AIM: Lift every line from the entries that includes the word "title".

+ + + +

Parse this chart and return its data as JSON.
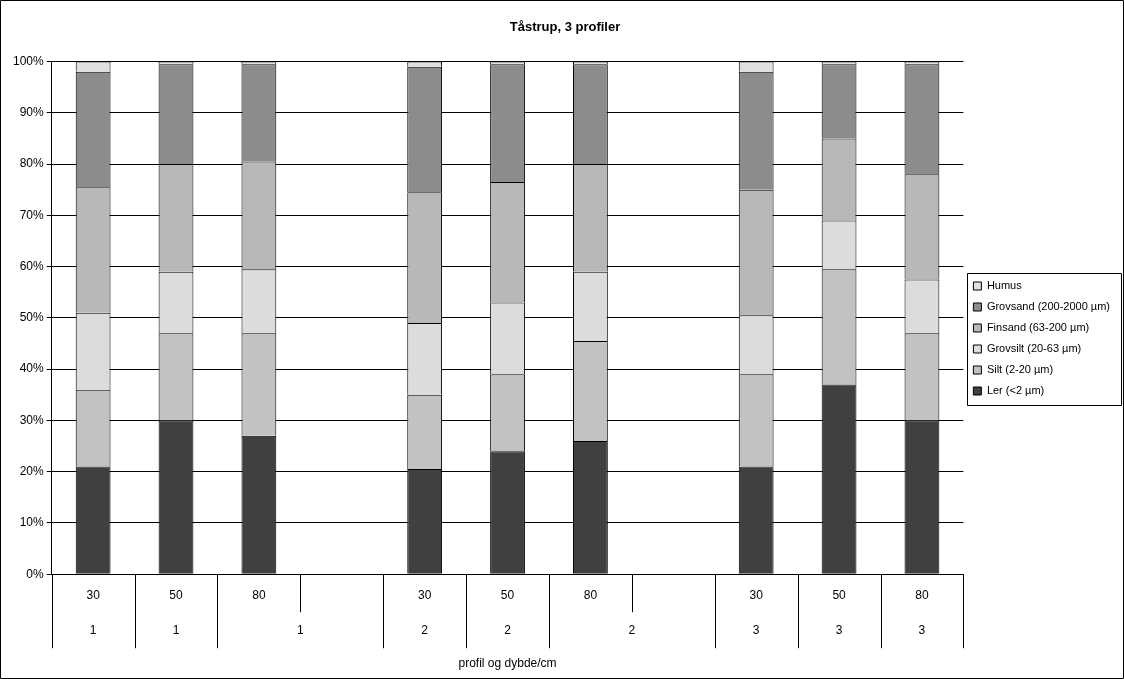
{
  "chart_data": {
    "type": "bar",
    "title": "Tåstrup, 3 profiler",
    "xlabel": "profil og dybde/cm",
    "categories": [
      "30",
      "50",
      "80",
      null,
      "30",
      "50",
      "80",
      null,
      "30",
      "50",
      "80"
    ],
    "stacked": true,
    "series": [
      {
        "name": "Ler (<2 µm)",
        "color": "#404040",
        "values": [
          21,
          30,
          27,
          null,
          20.5,
          24,
          26,
          null,
          21,
          37,
          30
        ]
      },
      {
        "name": "Silt (2-20 µm)",
        "color": "#c2c2c2",
        "values": [
          15,
          17,
          20,
          null,
          14.5,
          15,
          19.5,
          null,
          18,
          22.5,
          17
        ]
      },
      {
        "name": "Grovsilt (20-63 µm)",
        "color": "#dcdcdc",
        "values": [
          15,
          12,
          12.5,
          null,
          14,
          14,
          13.5,
          null,
          11.5,
          9.5,
          10.5
        ]
      },
      {
        "name": "Finsand (63-200 µm)",
        "color": "#b8b8b8",
        "values": [
          24.5,
          21,
          21,
          null,
          25.5,
          23.5,
          21,
          null,
          24.5,
          16,
          20.5
        ]
      },
      {
        "name": "Grovsand (200-2000 µm)",
        "color": "#8c8c8c",
        "values": [
          22.5,
          19.5,
          19,
          null,
          24.5,
          23,
          19.5,
          null,
          23,
          14.5,
          21.5
        ]
      },
      {
        "name": "Humus",
        "color": "#e0e0e0",
        "values": [
          2,
          0.5,
          0.5,
          null,
          1,
          0.5,
          0.5,
          null,
          2,
          0.5,
          0.5
        ]
      }
    ],
    "ylim": [
      0,
      100
    ],
    "yticks": [
      {
        "value": 0,
        "label": "0%"
      },
      {
        "value": 10,
        "label": "10%"
      },
      {
        "value": 20,
        "label": "20%"
      },
      {
        "value": 30,
        "label": "30%"
      },
      {
        "value": 40,
        "label": "40%"
      },
      {
        "value": 50,
        "label": "50%"
      },
      {
        "value": 60,
        "label": "60%"
      },
      {
        "value": 70,
        "label": "70%"
      },
      {
        "value": 80,
        "label": "80%"
      },
      {
        "value": 90,
        "label": "90%"
      },
      {
        "value": 100,
        "label": "100%"
      }
    ],
    "grid": "y",
    "legend": "right",
    "annotations": [
      "1",
      "1",
      "1",
      "2",
      "2",
      "2",
      "3",
      "3",
      "3"
    ]
  }
}
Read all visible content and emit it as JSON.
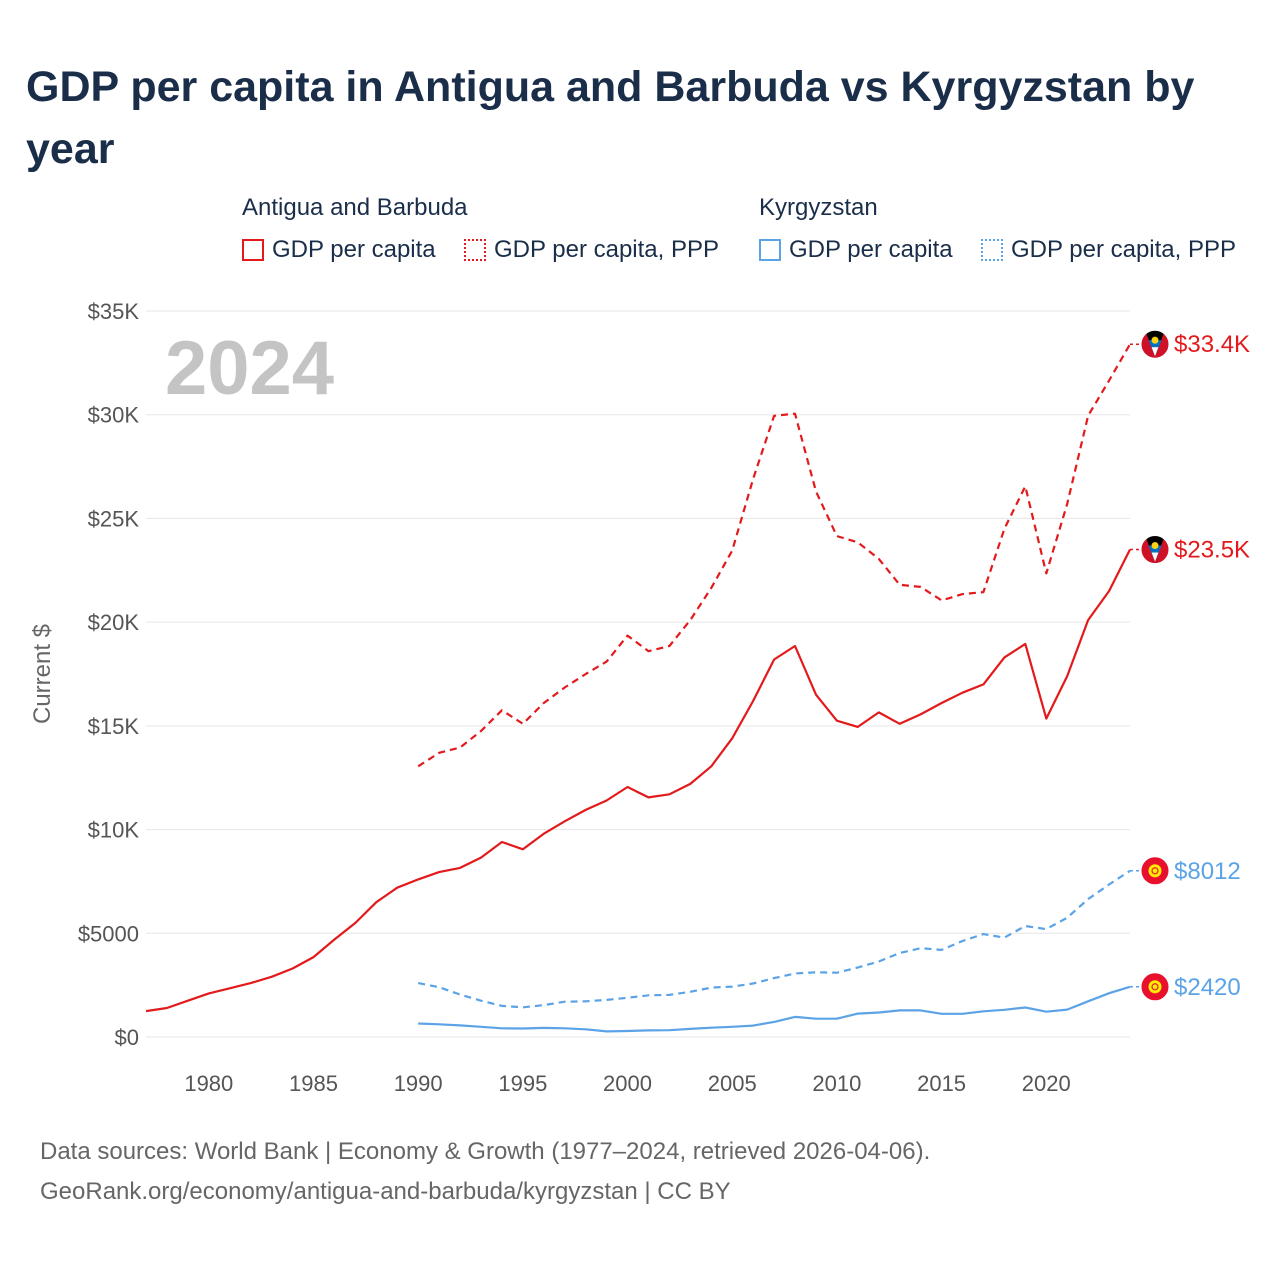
{
  "title": "GDP per capita in Antigua and Barbuda vs Kyrgyzstan by year",
  "legend": {
    "groups": [
      {
        "name": "Antigua and Barbuda",
        "items": [
          "GDP per capita",
          "GDP per capita, PPP"
        ]
      },
      {
        "name": "Kyrgyzstan",
        "items": [
          "GDP per capita",
          "GDP per capita, PPP"
        ]
      }
    ]
  },
  "colors": {
    "antigua": "#e31a1c",
    "kyrgyzstan": "#5ba3e6",
    "title": "#1a2e4a",
    "grid": "#e6e6e6",
    "watermark": "#c4c4c4"
  },
  "footer": {
    "line1": "Data sources: World Bank | Economy & Growth (1977–2024, retrieved 2026-04-06).",
    "line2": "GeoRank.org/economy/antigua-and-barbuda/kyrgyzstan | CC BY"
  },
  "chart_data": {
    "type": "line",
    "title": "GDP per capita in Antigua and Barbuda vs Kyrgyzstan by year",
    "xlabel": "",
    "ylabel": "Current $",
    "year_label": "2024",
    "xlim": [
      1977,
      2024
    ],
    "ylim": [
      0,
      35000
    ],
    "x_ticks": [
      1980,
      1985,
      1990,
      1995,
      2000,
      2005,
      2010,
      2015,
      2020
    ],
    "x_tick_labels": [
      "1980",
      "1985",
      "1990",
      "1995",
      "2000",
      "2005",
      "2010",
      "2015",
      "2020"
    ],
    "y_ticks": [
      0,
      5000,
      10000,
      15000,
      20000,
      25000,
      30000,
      35000
    ],
    "y_tick_labels": [
      "$0",
      "$5000",
      "$10K",
      "$15K",
      "$20K",
      "$25K",
      "$30K",
      "$35K"
    ],
    "grid": true,
    "series": [
      {
        "name": "Antigua and Barbuda GDP per capita",
        "country": "antigua",
        "style": "solid",
        "end_label": "$23.5K",
        "x": [
          1977,
          1978,
          1979,
          1980,
          1981,
          1982,
          1983,
          1984,
          1985,
          1986,
          1987,
          1988,
          1989,
          1990,
          1991,
          1992,
          1993,
          1994,
          1995,
          1996,
          1997,
          1998,
          1999,
          2000,
          2001,
          2002,
          2003,
          2004,
          2005,
          2006,
          2007,
          2008,
          2009,
          2010,
          2011,
          2012,
          2013,
          2014,
          2015,
          2016,
          2017,
          2018,
          2019,
          2020,
          2021,
          2022,
          2023,
          2024
        ],
        "values": [
          1250,
          1400,
          1750,
          2100,
          2350,
          2600,
          2900,
          3300,
          3850,
          4700,
          5500,
          6500,
          7200,
          7600,
          7950,
          8150,
          8650,
          9400,
          9050,
          9800,
          10400,
          10950,
          11400,
          12050,
          11550,
          11700,
          12200,
          13050,
          14400,
          16200,
          18200,
          18850,
          16500,
          15250,
          14950,
          15650,
          15100,
          15550,
          16100,
          16600,
          17000,
          18300,
          18950,
          15350,
          17400,
          20100,
          21500,
          23500
        ]
      },
      {
        "name": "Antigua and Barbuda GDP per capita, PPP",
        "country": "antigua",
        "style": "dashed",
        "end_label": "$33.4K",
        "x": [
          1990,
          1991,
          1992,
          1993,
          1994,
          1995,
          1996,
          1997,
          1998,
          1999,
          2000,
          2001,
          2002,
          2003,
          2004,
          2005,
          2006,
          2007,
          2008,
          2009,
          2010,
          2011,
          2012,
          2013,
          2014,
          2015,
          2016,
          2017,
          2018,
          2019,
          2020,
          2021,
          2022,
          2023,
          2024
        ],
        "values": [
          13050,
          13700,
          13950,
          14750,
          15750,
          15100,
          16100,
          16850,
          17500,
          18100,
          19350,
          18600,
          18850,
          20100,
          21650,
          23450,
          26900,
          29950,
          30050,
          26300,
          24150,
          23850,
          23050,
          21800,
          21700,
          21050,
          21350,
          21450,
          24500,
          26550,
          22350,
          25700,
          29950,
          31650,
          33400
        ]
      },
      {
        "name": "Kyrgyzstan GDP per capita",
        "country": "kyrgyzstan",
        "style": "solid",
        "end_label": "$2420",
        "x": [
          1990,
          1991,
          1992,
          1993,
          1994,
          1995,
          1996,
          1997,
          1998,
          1999,
          2000,
          2001,
          2002,
          2003,
          2004,
          2005,
          2006,
          2007,
          2008,
          2009,
          2010,
          2011,
          2012,
          2013,
          2014,
          2015,
          2016,
          2017,
          2018,
          2019,
          2020,
          2021,
          2022,
          2023,
          2024
        ],
        "values": [
          650,
          610,
          560,
          490,
          420,
          410,
          440,
          420,
          370,
          270,
          290,
          320,
          330,
          390,
          450,
          490,
          550,
          730,
          970,
          880,
          880,
          1130,
          1180,
          1280,
          1280,
          1120,
          1120,
          1240,
          1310,
          1420,
          1220,
          1320,
          1720,
          2110,
          2420
        ]
      },
      {
        "name": "Kyrgyzstan GDP per capita, PPP",
        "country": "kyrgyzstan",
        "style": "dashed",
        "end_label": "$8012",
        "x": [
          1990,
          1991,
          1992,
          1993,
          1994,
          1995,
          1996,
          1997,
          1998,
          1999,
          2000,
          2001,
          2002,
          2003,
          2004,
          2005,
          2006,
          2007,
          2008,
          2009,
          2010,
          2011,
          2012,
          2013,
          2014,
          2015,
          2016,
          2017,
          2018,
          2019,
          2020,
          2021,
          2022,
          2023,
          2024
        ],
        "values": [
          2600,
          2400,
          2050,
          1750,
          1500,
          1430,
          1540,
          1700,
          1720,
          1790,
          1890,
          2010,
          2030,
          2180,
          2380,
          2430,
          2580,
          2840,
          3060,
          3120,
          3100,
          3350,
          3640,
          4050,
          4280,
          4200,
          4630,
          4960,
          4790,
          5350,
          5200,
          5750,
          6650,
          7350,
          8012
        ]
      }
    ]
  }
}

+ + + +

RESULT BELOW:
    "title": "Tåstrup, 3 profiler",
  "title": "GDP per capita in Antigua and Barbuda vs Kyrgyzstan by year",
    "title": "#1a2e4a",
    "title": "GDP per capita in Antigua and Barbuda vs Kyrgyzstan by year",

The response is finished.